NOTES TO CONSOLIDATED FINANCIAL STATEMENTS—(Continued)

December 31, 2013 and 2012

 

Our investment in the 2001 Sixth Avenue joint venture included in our consolidated balance sheet exceeds our equity presented in the joint venture’s balance sheet since our purchase accounting adjustments are not pushed down to the joint venture.

In March 2012, we entered into a joint venture with Savvis, Inc., a CenturyLink company. On June 26, 2012, this unconsolidated joint venture acquired a 164,000 square foot property in Hong Kong. The property is located at 33 Chun Choi Street in Hong Kong. As of December 31, 2013, we have contributed approximately $57.4 million to this joint venture.

PREI ® Joint Venture

On September 27, 2013, we formed a joint venture with an investment fund managed by Prudential Real Estate Investors (PREI®). We contributed nine Powered Base Building® data centers valued at approximately $366.4 million plus 20% of $2.8 million of closing costs. The PREI®-managed fund contributed cash equal to their 80% interest in the joint venture assets at fair value and we retained a 20% interest. The joint venture is structured to provide a current annual preferred return from cash flow first to the PREI®-managed interest, then to our interest, after which a portion of any excess cash flows is shared by the partners based on their respective interests and the remaining portion is paid to us as a promote interest. We perform the day-to-day accounting and property management functions for the joint venture and, as such, will earn a management fee. Although we are the managing member of the joint venture and manage the day-to-day activities, all significant decisions, including approval of annual budgets, require approval of the PREI-managed member. Thus, we concluded we do not own a controlling interest and will account for our interest in the joint venture as an equity method investment.

Entries from a dataset
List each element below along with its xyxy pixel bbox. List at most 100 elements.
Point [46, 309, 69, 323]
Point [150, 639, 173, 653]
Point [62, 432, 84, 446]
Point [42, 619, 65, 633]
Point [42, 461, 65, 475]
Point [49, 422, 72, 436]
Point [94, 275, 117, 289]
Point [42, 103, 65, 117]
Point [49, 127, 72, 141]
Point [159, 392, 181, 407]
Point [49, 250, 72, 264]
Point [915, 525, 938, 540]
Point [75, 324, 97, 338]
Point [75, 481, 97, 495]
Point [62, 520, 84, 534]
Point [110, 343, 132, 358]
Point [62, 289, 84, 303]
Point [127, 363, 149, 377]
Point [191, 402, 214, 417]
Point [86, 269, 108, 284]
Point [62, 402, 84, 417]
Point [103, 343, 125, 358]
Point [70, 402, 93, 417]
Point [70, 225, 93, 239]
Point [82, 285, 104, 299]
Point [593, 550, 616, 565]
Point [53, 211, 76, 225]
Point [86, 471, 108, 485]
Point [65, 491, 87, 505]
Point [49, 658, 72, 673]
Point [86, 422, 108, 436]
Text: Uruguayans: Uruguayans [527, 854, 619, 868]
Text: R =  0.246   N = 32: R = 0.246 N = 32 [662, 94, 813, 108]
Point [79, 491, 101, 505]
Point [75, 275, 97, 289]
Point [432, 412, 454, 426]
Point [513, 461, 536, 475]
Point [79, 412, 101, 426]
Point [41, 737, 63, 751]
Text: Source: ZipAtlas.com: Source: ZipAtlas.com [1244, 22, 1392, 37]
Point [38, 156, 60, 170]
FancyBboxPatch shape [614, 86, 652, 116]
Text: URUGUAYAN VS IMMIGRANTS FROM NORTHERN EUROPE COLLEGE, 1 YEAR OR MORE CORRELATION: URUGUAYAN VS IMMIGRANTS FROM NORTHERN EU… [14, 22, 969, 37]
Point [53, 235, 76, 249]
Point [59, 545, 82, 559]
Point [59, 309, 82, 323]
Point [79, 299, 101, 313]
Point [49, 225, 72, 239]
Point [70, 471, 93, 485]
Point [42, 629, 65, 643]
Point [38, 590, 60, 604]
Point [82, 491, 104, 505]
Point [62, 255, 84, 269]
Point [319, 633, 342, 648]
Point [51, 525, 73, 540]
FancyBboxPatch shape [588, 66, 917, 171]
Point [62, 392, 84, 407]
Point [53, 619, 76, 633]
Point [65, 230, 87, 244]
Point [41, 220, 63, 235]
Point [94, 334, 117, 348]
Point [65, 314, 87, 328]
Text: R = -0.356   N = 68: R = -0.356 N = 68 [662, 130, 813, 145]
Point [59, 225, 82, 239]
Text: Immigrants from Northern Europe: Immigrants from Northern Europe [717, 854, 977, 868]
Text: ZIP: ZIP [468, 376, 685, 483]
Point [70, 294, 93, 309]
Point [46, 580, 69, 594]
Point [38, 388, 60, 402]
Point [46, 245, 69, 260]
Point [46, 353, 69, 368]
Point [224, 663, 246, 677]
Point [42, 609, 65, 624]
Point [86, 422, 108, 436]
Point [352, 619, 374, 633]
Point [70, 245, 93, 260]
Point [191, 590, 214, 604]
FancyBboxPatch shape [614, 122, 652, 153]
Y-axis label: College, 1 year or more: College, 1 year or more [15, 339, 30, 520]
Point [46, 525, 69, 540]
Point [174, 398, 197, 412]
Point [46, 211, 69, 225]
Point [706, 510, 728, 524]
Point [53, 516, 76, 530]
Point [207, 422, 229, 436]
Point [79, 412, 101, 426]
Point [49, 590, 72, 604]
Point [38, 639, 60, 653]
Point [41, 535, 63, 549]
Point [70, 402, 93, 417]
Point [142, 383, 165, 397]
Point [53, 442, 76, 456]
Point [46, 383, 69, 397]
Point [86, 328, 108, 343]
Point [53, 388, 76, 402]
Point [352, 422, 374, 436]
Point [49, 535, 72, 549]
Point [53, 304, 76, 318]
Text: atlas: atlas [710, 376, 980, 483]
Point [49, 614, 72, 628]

---

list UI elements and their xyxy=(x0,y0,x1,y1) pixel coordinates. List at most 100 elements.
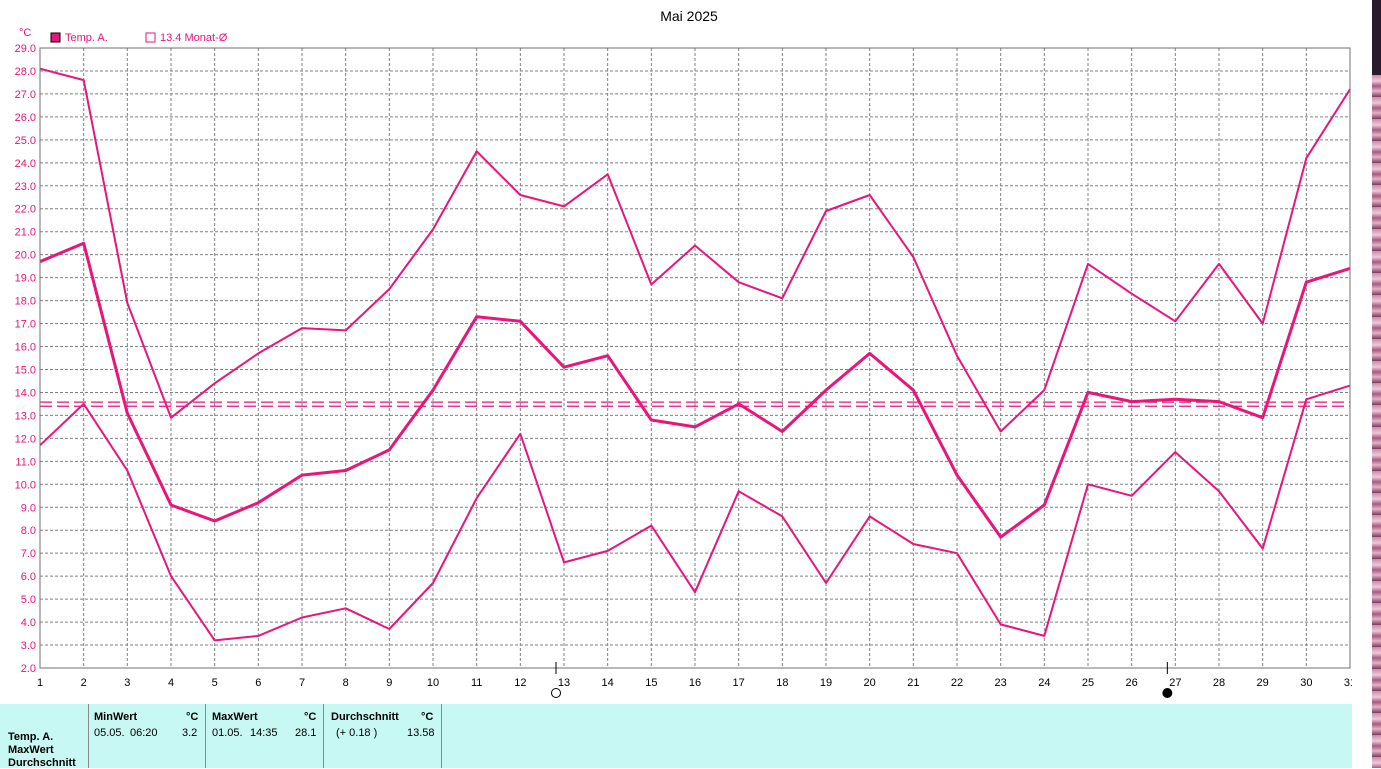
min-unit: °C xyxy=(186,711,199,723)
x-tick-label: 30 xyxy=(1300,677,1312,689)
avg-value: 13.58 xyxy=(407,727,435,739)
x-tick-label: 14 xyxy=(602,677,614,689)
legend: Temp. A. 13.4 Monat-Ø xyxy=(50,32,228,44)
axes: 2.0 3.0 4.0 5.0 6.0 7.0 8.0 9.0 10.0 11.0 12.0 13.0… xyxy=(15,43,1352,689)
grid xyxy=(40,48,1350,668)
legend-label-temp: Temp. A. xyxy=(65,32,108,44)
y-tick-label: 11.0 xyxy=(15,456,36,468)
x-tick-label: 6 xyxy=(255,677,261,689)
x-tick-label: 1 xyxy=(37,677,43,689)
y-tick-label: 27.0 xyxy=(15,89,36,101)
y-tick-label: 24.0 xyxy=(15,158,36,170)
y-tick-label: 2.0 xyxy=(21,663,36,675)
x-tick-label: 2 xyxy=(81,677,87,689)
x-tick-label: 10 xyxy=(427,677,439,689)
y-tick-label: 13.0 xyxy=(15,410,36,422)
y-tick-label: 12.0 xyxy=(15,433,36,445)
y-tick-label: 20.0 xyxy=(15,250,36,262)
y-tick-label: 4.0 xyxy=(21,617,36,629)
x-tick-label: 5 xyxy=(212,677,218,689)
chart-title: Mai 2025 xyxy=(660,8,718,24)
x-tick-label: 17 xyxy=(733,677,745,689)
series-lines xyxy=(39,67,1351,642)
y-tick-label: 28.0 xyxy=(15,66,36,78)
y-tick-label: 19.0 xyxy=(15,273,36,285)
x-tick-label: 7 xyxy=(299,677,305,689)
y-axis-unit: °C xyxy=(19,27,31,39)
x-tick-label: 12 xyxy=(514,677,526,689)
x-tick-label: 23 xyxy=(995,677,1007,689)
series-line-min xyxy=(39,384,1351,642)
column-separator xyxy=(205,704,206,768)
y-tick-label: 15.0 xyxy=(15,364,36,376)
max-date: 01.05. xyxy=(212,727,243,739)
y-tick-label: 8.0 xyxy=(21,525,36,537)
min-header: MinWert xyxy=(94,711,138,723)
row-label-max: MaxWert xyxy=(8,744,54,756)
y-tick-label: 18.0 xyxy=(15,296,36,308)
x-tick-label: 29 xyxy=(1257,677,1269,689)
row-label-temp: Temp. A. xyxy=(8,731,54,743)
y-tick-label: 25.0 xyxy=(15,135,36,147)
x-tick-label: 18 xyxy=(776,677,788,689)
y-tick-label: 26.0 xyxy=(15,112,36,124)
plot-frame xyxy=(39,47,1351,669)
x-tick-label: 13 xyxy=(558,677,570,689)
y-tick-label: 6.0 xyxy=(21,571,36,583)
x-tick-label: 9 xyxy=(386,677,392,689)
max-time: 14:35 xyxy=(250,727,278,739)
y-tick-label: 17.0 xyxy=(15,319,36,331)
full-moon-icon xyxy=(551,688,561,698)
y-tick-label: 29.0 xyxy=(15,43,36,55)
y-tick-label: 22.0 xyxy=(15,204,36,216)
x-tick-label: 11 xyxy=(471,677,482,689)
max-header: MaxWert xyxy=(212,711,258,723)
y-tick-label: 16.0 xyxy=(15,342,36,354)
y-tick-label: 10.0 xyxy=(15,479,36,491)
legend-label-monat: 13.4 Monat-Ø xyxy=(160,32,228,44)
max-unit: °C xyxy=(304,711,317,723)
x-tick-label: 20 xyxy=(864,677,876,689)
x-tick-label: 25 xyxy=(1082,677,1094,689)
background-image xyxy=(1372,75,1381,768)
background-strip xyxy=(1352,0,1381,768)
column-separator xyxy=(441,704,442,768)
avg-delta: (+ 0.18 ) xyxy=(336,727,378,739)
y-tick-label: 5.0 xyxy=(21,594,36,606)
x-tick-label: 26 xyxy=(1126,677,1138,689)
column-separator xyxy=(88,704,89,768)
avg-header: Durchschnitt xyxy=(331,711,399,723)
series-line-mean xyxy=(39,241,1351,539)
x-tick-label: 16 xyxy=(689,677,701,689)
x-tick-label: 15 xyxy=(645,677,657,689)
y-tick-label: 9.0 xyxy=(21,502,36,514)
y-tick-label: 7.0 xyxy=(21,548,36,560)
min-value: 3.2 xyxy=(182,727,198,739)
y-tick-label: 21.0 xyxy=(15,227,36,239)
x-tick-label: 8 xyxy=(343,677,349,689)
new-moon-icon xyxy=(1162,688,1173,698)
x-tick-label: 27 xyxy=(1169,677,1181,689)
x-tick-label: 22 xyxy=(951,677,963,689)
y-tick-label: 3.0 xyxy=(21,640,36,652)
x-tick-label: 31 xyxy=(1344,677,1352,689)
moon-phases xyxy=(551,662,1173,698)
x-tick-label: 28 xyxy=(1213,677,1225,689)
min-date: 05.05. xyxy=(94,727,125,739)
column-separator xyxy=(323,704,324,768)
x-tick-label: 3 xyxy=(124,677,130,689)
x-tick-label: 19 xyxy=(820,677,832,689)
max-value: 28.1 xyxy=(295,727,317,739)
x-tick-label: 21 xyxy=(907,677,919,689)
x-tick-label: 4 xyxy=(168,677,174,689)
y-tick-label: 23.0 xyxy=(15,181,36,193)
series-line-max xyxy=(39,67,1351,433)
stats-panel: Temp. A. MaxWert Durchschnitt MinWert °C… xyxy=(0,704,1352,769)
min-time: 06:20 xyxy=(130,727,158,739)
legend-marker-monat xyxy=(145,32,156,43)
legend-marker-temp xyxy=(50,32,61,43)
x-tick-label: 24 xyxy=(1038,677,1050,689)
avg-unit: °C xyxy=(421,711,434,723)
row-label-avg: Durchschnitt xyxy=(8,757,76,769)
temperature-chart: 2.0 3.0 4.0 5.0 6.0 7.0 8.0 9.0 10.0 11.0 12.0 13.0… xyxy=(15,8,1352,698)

▶ _Task requirements_
**A.** In the financial statement notes, how large is the Hong Kong property that the joint venture with Savvis, Inc. acquired?
**B.** In the entries, take everything from the line containing "min-unit: °C xyxy=(186,711,199,723)" down to the line containing "x-tick-label: 10 xyxy=(427,677,439,689)" and swap "x-tick-label" for "x-axis-label" throughout, leaving the rest unchanged.

▶ _Solutions in order_
**A.** 164,000 square feet

**B.**
min-unit: °C xyxy=(186,711,199,723)
x-axis-label: 30 xyxy=(1300,677,1312,689)
avg-value: 13.58 xyxy=(407,727,435,739)
x-axis-label: 14 xyxy=(602,677,614,689)
legend: Temp. A. 13.4 Monat-Ø xyxy=(50,32,228,44)
axes: 2.0 3.0 4.0 5.0 6.0 7.0 8.0 9.0 10.0 11.0 12.0 13.0… xyxy=(15,43,1352,689)
grid xyxy=(40,48,1350,668)
legend-label-temp: Temp. A. xyxy=(65,32,108,44)
y-tick-label: 11.0 xyxy=(15,456,36,468)
x-axis-label: 6 xyxy=(255,677,261,689)
x-axis-label: 1 xyxy=(37,677,43,689)
y-tick-label: 27.0 xyxy=(15,89,36,101)
y-tick-label: 24.0 xyxy=(15,158,36,170)
y-tick-label: 2.0 xyxy=(21,663,36,675)
x-axis-label: 2 xyxy=(81,677,87,689)
x-axis-label: 10 xyxy=(427,677,439,689)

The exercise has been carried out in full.